#### WHAT THE EXERCISE ASKS
Collect each line of the entries that holds the string "incendios".

[Dataset entries]
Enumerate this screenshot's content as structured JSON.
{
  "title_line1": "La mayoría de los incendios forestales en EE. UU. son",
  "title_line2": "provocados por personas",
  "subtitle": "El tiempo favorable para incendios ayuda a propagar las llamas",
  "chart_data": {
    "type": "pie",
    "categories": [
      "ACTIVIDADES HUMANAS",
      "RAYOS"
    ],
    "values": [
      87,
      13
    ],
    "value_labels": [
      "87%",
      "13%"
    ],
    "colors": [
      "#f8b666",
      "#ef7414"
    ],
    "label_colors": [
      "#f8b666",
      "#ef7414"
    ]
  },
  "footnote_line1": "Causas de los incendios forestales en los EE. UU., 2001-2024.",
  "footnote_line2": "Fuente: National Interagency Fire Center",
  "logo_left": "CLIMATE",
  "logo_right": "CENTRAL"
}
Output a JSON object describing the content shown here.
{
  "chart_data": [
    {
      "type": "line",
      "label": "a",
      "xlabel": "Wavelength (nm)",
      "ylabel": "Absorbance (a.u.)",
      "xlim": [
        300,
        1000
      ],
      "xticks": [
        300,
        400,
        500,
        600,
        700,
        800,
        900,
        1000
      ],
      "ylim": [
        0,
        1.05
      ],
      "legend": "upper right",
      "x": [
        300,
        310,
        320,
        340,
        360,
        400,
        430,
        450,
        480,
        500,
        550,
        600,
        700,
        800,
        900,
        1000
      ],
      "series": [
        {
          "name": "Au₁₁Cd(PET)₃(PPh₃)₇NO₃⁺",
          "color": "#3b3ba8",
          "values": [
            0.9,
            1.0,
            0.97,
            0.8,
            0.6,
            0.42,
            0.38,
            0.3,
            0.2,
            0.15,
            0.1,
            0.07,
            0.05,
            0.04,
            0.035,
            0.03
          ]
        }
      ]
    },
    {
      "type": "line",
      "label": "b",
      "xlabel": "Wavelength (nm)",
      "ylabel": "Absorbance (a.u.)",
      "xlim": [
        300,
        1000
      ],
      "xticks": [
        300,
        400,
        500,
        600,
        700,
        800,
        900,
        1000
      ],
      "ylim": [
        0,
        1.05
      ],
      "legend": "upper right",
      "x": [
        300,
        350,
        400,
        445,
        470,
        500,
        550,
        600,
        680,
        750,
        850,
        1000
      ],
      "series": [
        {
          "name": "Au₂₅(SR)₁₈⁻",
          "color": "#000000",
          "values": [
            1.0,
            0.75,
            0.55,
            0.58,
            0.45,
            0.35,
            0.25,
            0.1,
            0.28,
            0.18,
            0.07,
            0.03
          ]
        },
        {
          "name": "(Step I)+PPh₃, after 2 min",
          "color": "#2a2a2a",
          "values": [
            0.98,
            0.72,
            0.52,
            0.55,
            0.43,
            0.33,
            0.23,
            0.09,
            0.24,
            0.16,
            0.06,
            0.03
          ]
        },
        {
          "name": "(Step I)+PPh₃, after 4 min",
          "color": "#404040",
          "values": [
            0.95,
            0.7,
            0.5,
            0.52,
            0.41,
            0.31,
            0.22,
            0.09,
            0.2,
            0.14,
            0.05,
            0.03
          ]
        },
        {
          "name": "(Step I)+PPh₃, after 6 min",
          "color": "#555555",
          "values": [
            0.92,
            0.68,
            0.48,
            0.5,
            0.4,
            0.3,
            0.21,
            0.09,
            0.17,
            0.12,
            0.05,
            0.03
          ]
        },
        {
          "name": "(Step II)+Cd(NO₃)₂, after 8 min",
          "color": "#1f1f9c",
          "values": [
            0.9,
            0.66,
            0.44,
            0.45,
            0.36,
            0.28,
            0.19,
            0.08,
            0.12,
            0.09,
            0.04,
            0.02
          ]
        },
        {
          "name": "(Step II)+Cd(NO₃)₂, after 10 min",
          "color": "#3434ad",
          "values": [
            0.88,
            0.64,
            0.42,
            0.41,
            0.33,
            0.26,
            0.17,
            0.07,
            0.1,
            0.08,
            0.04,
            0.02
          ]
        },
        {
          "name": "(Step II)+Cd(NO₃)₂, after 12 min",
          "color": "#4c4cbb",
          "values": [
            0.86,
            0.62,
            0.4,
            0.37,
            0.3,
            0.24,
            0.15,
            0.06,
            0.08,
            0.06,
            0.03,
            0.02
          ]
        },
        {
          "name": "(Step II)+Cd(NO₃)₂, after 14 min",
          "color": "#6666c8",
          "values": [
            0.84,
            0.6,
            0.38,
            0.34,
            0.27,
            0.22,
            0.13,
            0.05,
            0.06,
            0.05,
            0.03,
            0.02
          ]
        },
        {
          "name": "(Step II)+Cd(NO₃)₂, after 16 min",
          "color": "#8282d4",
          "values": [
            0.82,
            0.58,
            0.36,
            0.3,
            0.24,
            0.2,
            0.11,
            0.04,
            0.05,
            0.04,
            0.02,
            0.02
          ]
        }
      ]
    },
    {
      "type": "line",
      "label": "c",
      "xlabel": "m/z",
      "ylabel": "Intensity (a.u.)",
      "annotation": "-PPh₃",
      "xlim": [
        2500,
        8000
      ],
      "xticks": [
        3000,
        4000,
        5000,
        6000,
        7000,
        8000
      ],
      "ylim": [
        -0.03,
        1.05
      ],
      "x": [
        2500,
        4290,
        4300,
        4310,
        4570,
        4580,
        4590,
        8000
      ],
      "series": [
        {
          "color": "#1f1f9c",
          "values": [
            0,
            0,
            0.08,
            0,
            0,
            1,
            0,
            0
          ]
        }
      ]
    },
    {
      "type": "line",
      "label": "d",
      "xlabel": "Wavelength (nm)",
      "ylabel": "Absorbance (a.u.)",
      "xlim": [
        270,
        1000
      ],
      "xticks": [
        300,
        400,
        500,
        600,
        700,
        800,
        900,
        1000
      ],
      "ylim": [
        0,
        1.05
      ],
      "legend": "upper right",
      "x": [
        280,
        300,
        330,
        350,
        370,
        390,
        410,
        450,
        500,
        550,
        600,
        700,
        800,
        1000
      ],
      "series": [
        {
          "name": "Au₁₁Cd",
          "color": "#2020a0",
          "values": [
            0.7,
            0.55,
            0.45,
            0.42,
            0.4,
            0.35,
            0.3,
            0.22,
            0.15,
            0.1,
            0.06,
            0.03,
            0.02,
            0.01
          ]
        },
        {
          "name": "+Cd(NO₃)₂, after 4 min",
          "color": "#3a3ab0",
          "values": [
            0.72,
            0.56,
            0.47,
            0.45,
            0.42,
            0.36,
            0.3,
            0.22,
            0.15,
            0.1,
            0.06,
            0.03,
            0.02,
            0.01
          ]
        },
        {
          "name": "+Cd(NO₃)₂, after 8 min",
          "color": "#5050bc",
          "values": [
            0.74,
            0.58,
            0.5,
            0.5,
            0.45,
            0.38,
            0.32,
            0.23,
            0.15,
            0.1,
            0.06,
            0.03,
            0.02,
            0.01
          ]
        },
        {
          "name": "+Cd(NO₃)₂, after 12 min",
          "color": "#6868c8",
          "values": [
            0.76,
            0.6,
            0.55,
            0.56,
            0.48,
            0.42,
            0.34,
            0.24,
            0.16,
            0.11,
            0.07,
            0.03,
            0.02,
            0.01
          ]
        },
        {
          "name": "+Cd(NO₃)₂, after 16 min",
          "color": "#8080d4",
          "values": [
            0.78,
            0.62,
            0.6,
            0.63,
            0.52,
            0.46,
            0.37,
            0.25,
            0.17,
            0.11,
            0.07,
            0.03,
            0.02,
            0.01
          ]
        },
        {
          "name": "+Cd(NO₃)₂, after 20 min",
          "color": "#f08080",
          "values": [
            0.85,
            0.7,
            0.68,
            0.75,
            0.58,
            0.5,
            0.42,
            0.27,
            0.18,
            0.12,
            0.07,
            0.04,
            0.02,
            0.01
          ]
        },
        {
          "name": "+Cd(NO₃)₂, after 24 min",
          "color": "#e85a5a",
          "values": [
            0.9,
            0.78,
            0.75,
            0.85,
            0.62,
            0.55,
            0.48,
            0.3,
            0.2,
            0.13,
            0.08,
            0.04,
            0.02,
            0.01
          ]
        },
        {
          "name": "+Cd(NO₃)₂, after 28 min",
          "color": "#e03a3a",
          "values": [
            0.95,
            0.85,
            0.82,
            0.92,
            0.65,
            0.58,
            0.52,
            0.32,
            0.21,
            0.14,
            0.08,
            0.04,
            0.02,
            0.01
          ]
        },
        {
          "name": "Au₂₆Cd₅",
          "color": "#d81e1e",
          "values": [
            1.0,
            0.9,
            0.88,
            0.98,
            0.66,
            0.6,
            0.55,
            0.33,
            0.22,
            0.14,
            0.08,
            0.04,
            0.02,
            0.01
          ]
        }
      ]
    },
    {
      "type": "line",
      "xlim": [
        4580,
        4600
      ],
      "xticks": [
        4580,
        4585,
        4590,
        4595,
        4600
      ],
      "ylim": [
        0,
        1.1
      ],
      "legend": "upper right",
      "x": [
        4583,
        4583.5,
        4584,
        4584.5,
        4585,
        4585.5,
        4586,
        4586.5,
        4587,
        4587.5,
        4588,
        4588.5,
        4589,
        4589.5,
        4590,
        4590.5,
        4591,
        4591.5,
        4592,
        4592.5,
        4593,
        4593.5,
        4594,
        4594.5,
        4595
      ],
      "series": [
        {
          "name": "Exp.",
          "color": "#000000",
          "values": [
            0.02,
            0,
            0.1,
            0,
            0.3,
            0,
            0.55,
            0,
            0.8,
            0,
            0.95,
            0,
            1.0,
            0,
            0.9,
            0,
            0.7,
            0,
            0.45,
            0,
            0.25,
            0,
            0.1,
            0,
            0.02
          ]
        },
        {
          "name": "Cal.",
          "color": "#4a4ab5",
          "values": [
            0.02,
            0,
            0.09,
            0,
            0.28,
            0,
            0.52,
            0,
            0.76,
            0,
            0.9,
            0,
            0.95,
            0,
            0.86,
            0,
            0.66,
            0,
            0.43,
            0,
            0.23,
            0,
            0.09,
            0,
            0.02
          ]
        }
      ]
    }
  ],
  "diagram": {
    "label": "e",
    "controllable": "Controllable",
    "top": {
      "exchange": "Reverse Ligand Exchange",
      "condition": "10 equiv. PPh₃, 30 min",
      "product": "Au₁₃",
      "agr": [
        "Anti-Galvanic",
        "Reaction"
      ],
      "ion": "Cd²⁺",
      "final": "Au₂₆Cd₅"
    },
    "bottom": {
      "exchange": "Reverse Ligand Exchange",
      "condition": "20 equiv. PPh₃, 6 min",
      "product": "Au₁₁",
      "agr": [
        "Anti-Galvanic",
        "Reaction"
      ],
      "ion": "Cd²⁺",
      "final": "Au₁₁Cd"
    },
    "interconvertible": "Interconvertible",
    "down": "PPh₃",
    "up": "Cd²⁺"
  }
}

#### TASK OUTPUT
  "title_line1": "La mayoría de los incendios forestales en EE. UU. son",
  "subtitle": "El tiempo favorable para incendios ayuda a propagar las llamas",
  "footnote_line1": "Causas de los incendios forestales en los EE. UU., 2001-2024.",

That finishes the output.